BEGIN Records for this exercise
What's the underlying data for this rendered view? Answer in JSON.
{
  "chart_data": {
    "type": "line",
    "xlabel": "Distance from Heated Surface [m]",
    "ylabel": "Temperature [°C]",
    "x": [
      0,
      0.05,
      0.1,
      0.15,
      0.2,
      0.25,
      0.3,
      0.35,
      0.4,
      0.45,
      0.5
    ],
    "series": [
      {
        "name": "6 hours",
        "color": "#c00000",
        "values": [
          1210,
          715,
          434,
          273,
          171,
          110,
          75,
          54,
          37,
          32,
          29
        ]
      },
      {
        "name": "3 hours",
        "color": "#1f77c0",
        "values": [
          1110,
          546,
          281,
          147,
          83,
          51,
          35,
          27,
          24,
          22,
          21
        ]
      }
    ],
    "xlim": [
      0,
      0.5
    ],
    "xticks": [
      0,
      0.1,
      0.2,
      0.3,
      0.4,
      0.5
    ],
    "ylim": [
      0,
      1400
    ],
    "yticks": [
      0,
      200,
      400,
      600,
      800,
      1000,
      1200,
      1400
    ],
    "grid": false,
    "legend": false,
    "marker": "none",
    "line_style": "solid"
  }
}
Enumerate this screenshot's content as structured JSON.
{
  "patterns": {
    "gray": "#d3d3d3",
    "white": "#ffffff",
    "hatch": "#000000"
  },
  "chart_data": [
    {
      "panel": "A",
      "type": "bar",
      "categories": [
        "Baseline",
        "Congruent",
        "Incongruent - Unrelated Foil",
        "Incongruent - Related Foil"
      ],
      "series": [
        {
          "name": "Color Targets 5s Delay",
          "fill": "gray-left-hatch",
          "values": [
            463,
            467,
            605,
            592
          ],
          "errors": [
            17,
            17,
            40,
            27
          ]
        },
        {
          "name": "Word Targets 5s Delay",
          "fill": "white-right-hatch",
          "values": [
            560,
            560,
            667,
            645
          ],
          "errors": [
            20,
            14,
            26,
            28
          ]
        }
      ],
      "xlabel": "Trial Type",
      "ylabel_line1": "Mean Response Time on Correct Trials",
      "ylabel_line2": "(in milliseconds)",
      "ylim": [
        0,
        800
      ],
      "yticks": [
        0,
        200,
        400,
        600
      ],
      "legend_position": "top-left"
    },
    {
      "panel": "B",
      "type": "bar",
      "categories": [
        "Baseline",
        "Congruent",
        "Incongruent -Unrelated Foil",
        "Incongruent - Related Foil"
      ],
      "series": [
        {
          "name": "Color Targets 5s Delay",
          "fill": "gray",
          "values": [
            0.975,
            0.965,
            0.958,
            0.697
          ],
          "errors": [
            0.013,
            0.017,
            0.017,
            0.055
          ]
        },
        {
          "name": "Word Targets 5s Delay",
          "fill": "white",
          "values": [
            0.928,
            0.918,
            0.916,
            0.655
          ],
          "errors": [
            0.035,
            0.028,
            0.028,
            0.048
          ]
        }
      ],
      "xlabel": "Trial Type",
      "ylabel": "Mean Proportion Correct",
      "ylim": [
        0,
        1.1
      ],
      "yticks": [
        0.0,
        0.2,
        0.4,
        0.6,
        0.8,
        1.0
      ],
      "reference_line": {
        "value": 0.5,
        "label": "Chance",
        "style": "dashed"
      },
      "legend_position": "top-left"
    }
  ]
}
END Records for this exercise
• _What to do_:
Find each line in the records holding the string "hatch" and show it.

• _Response to this exercise_:
    "hatch": "#000000"
          "fill": "gray-left-hatch",
          "fill": "white-right-hatch",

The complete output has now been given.